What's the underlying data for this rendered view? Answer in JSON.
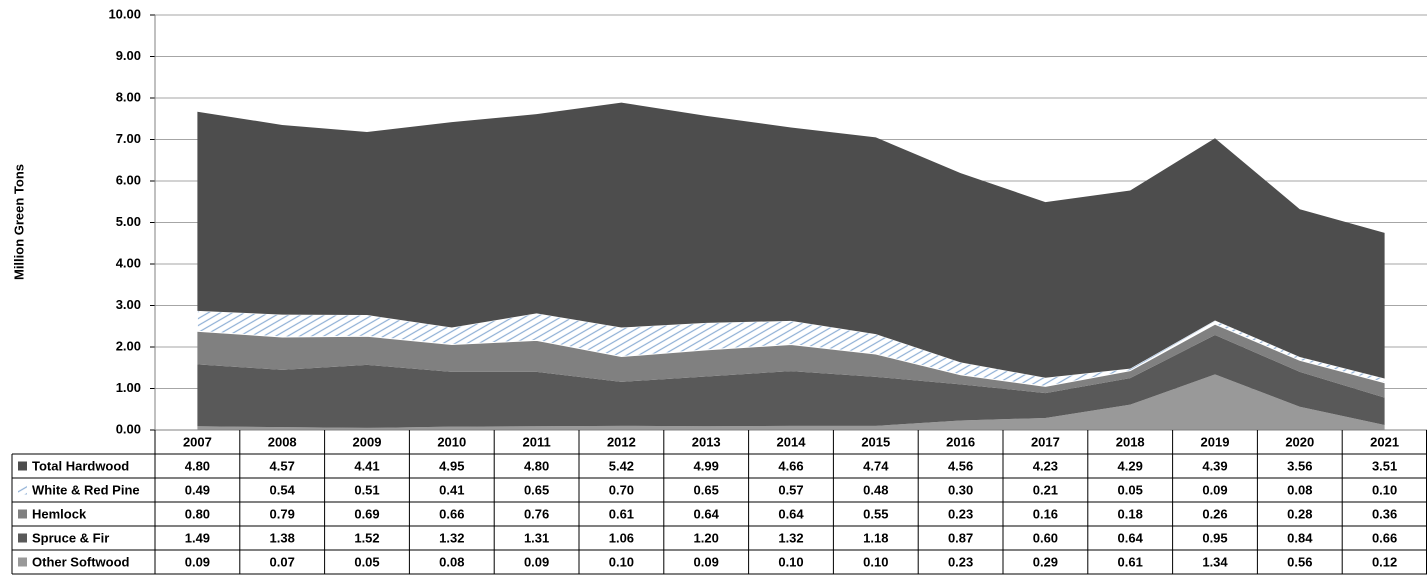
{
  "chart_data": {
    "type": "stacked-area",
    "y_label": "Million Green Tons",
    "categories": [
      "2007",
      "2008",
      "2009",
      "2010",
      "2011",
      "2012",
      "2013",
      "2014",
      "2015",
      "2016",
      "2017",
      "2018",
      "2019",
      "2020",
      "2021"
    ],
    "ylim": [
      0,
      10
    ],
    "yticks": [
      {
        "value": 0,
        "label": "0.00"
      },
      {
        "value": 1,
        "label": "1.00"
      },
      {
        "value": 2,
        "label": "2.00"
      },
      {
        "value": 3,
        "label": "3.00"
      },
      {
        "value": 4,
        "label": "4.00"
      },
      {
        "value": 5,
        "label": "5.00"
      },
      {
        "value": 6,
        "label": "6.00"
      },
      {
        "value": 7,
        "label": "7.00"
      },
      {
        "value": 8,
        "label": "8.00"
      },
      {
        "value": 9,
        "label": "9.00"
      },
      {
        "value": 10,
        "label": "10.00"
      }
    ],
    "grid": true,
    "series": [
      {
        "name": "Total Hardwood",
        "color": "#4d4d4d",
        "values": [
          4.8,
          4.57,
          4.41,
          4.95,
          4.8,
          5.42,
          4.99,
          4.66,
          4.74,
          4.56,
          4.23,
          4.29,
          4.39,
          3.56,
          3.51
        ],
        "value_labels": [
          "4.80",
          "4.57",
          "4.41",
          "4.95",
          "4.80",
          "5.42",
          "4.99",
          "4.66",
          "4.74",
          "4.56",
          "4.23",
          "4.29",
          "4.39",
          "3.56",
          "3.51"
        ]
      },
      {
        "name": "White & Red Pine",
        "color": "#8fb0d6",
        "hatch": true,
        "values": [
          0.49,
          0.54,
          0.51,
          0.41,
          0.65,
          0.7,
          0.65,
          0.57,
          0.48,
          0.3,
          0.21,
          0.05,
          0.09,
          0.08,
          0.1
        ],
        "value_labels": [
          "0.49",
          "0.54",
          "0.51",
          "0.41",
          "0.65",
          "0.70",
          "0.65",
          "0.57",
          "0.48",
          "0.30",
          "0.21",
          "0.05",
          "0.09",
          "0.08",
          "0.10"
        ]
      },
      {
        "name": "Hemlock",
        "color": "#808080",
        "values": [
          0.8,
          0.79,
          0.69,
          0.66,
          0.76,
          0.61,
          0.64,
          0.64,
          0.55,
          0.23,
          0.16,
          0.18,
          0.26,
          0.28,
          0.36
        ],
        "value_labels": [
          "0.80",
          "0.79",
          "0.69",
          "0.66",
          "0.76",
          "0.61",
          "0.64",
          "0.64",
          "0.55",
          "0.23",
          "0.16",
          "0.18",
          "0.26",
          "0.28",
          "0.36"
        ]
      },
      {
        "name": "Spruce & Fir",
        "color": "#595959",
        "values": [
          1.49,
          1.38,
          1.52,
          1.32,
          1.31,
          1.06,
          1.2,
          1.32,
          1.18,
          0.87,
          0.6,
          0.64,
          0.95,
          0.84,
          0.66
        ],
        "value_labels": [
          "1.49",
          "1.38",
          "1.52",
          "1.32",
          "1.31",
          "1.06",
          "1.20",
          "1.32",
          "1.18",
          "0.87",
          "0.60",
          "0.64",
          "0.95",
          "0.84",
          "0.66"
        ]
      },
      {
        "name": "Other Softwood",
        "color": "#999999",
        "values": [
          0.09,
          0.07,
          0.05,
          0.08,
          0.09,
          0.1,
          0.09,
          0.1,
          0.1,
          0.23,
          0.29,
          0.61,
          1.34,
          0.56,
          0.12
        ],
        "value_labels": [
          "0.09",
          "0.07",
          "0.05",
          "0.08",
          "0.09",
          "0.10",
          "0.09",
          "0.10",
          "0.10",
          "0.23",
          "0.29",
          "0.61",
          "1.34",
          "0.56",
          "0.12"
        ]
      }
    ]
  }
}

**Exercise prompt**
Your task is to set down the records shown above exactly, minus any pictures.

**The output**
What's the underlying data for this rendered view? Answer in JSON.
{
  "chart_data": {
    "type": "stacked-area",
    "y_label": "Million Green Tons",
    "categories": [
      "2007",
      "2008",
      "2009",
      "2010",
      "2011",
      "2012",
      "2013",
      "2014",
      "2015",
      "2016",
      "2017",
      "2018",
      "2019",
      "2020",
      "2021"
    ],
    "ylim": [
      0,
      10
    ],
    "yticks": [
      {
        "value": 0,
        "label": "0.00"
      },
      {
        "value": 1,
        "label": "1.00"
      },
      {
        "value": 2,
        "label": "2.00"
      },
      {
        "value": 3,
        "label": "3.00"
      },
      {
        "value": 4,
        "label": "4.00"
      },
      {
        "value": 5,
        "label": "5.00"
      },
      {
        "value": 6,
        "label": "6.00"
      },
      {
        "value": 7,
        "label": "7.00"
      },
      {
        "value": 8,
        "label": "8.00"
      },
      {
        "value": 9,
        "label": "9.00"
      },
      {
        "value": 10,
        "label": "10.00"
      }
    ],
    "grid": true,
    "series": [
      {
        "name": "Total Hardwood",
        "color": "#4d4d4d",
        "values": [
          4.8,
          4.57,
          4.41,
          4.95,
          4.8,
          5.42,
          4.99,
          4.66,
          4.74,
          4.56,
          4.23,
          4.29,
          4.39,
          3.56,
          3.51
        ],
        "value_labels": [
          "4.80",
          "4.57",
          "4.41",
          "4.95",
          "4.80",
          "5.42",
          "4.99",
          "4.66",
          "4.74",
          "4.56",
          "4.23",
          "4.29",
          "4.39",
          "3.56",
          "3.51"
        ]
      },
      {
        "name": "White & Red Pine",
        "color": "#8fb0d6",
        "hatch": true,
        "values": [
          0.49,
          0.54,
          0.51,
          0.41,
          0.65,
          0.7,
          0.65,
          0.57,
          0.48,
          0.3,
          0.21,
          0.05,
          0.09,
          0.08,
          0.1
        ],
        "value_labels": [
          "0.49",
          "0.54",
          "0.51",
          "0.41",
          "0.65",
          "0.70",
          "0.65",
          "0.57",
          "0.48",
          "0.30",
          "0.21",
          "0.05",
          "0.09",
          "0.08",
          "0.10"
        ]
      },
      {
        "name": "Hemlock",
        "color": "#808080",
        "values": [
          0.8,
          0.79,
          0.69,
          0.66,
          0.76,
          0.61,
          0.64,
          0.64,
          0.55,
          0.23,
          0.16,
          0.18,
          0.26,
          0.28,
          0.36
        ],
        "value_labels": [
          "0.80",
          "0.79",
          "0.69",
          "0.66",
          "0.76",
          "0.61",
          "0.64",
          "0.64",
          "0.55",
          "0.23",
          "0.16",
          "0.18",
          "0.26",
          "0.28",
          "0.36"
        ]
      },
      {
        "name": "Spruce & Fir",
        "color": "#595959",
        "values": [
          1.49,
          1.38,
          1.52,
          1.32,
          1.31,
          1.06,
          1.2,
          1.32,
          1.18,
          0.87,
          0.6,
          0.64,
          0.95,
          0.84,
          0.66
        ],
        "value_labels": [
          "1.49",
          "1.38",
          "1.52",
          "1.32",
          "1.31",
          "1.06",
          "1.20",
          "1.32",
          "1.18",
          "0.87",
          "0.60",
          "0.64",
          "0.95",
          "0.84",
          "0.66"
        ]
      },
      {
        "name": "Other Softwood",
        "color": "#999999",
        "values": [
          0.09,
          0.07,
          0.05,
          0.08,
          0.09,
          0.1,
          0.09,
          0.1,
          0.1,
          0.23,
          0.29,
          0.61,
          1.34,
          0.56,
          0.12
        ],
        "value_labels": [
          "0.09",
          "0.07",
          "0.05",
          "0.08",
          "0.09",
          "0.10",
          "0.09",
          "0.10",
          "0.10",
          "0.23",
          "0.29",
          "0.61",
          "1.34",
          "0.56",
          "0.12"
        ]
      }
    ]
  }
}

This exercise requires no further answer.